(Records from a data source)
------------

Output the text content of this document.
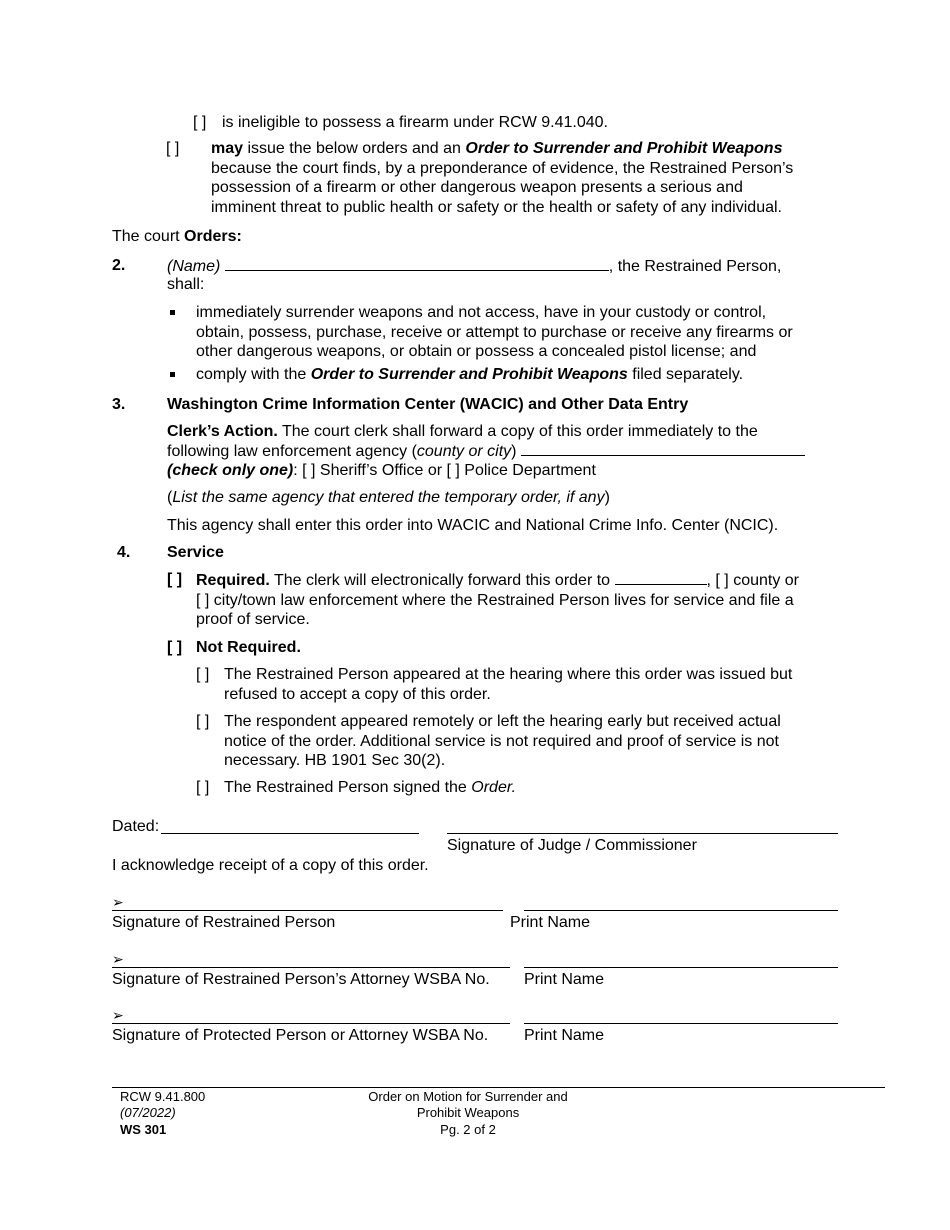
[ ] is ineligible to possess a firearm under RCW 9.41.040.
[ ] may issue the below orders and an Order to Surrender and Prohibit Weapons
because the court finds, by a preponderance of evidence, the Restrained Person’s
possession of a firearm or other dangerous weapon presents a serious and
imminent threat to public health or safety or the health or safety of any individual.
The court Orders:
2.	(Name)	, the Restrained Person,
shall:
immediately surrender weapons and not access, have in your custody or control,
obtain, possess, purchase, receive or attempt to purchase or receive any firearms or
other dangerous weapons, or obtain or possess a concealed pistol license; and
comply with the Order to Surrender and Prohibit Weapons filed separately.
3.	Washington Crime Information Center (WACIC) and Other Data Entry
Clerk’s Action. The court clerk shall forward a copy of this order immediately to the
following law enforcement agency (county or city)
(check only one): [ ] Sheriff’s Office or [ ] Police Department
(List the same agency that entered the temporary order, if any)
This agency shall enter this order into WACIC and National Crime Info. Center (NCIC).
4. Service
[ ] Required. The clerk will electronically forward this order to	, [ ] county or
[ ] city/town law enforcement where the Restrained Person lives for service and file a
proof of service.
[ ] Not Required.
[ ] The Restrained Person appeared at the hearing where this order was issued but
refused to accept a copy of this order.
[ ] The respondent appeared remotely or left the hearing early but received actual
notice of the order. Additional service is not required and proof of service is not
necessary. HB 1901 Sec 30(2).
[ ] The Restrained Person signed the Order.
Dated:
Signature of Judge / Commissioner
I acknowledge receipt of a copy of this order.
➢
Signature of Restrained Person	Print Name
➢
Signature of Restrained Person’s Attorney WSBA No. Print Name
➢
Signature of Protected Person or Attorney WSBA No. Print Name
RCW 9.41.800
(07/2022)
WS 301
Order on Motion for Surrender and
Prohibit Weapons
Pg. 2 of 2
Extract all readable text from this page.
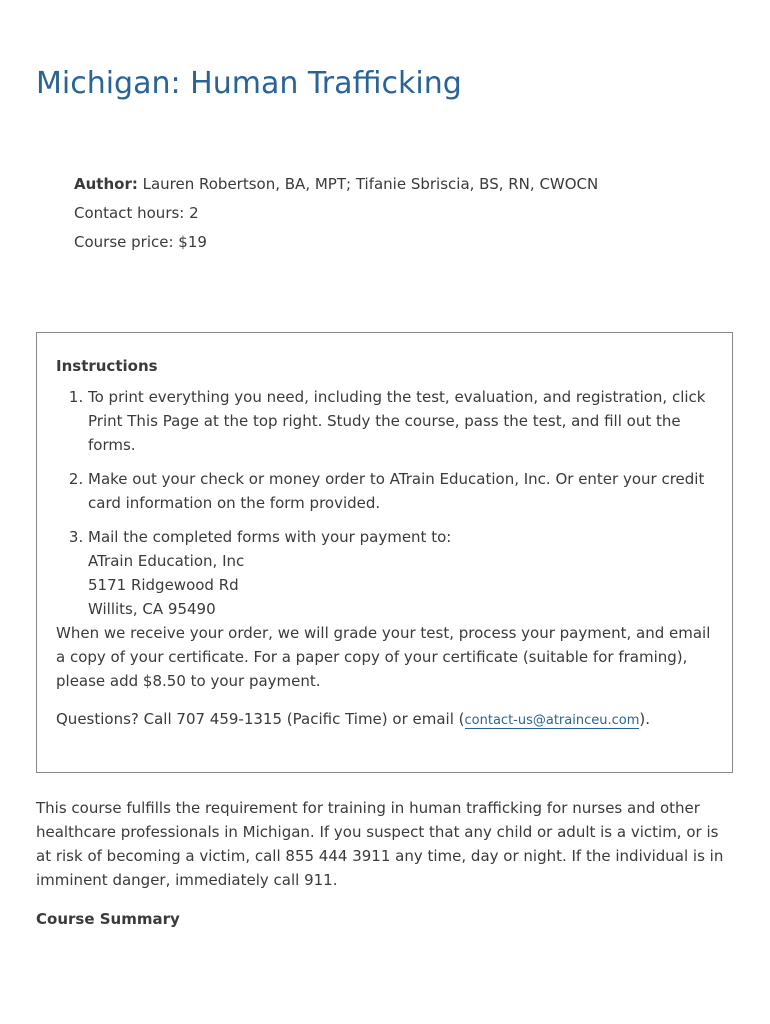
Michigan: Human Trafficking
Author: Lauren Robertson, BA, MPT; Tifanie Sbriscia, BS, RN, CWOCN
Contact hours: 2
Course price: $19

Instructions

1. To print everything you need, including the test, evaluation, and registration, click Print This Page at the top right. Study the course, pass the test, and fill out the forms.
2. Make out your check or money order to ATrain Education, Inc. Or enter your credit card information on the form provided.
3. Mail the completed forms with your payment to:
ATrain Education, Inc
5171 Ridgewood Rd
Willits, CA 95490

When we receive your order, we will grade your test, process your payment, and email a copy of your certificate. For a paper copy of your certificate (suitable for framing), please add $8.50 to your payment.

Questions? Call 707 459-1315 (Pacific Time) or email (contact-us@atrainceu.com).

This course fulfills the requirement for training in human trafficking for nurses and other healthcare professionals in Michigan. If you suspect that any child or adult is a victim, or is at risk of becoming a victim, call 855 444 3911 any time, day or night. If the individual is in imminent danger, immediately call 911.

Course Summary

------------

Aim: Copy every line of the material in which the word "Education" occurs.

Reply:
2. Make out your check or money order to ATrain Education, Inc. Or enter your credit card information on the form provided.
ATrain Education, Inc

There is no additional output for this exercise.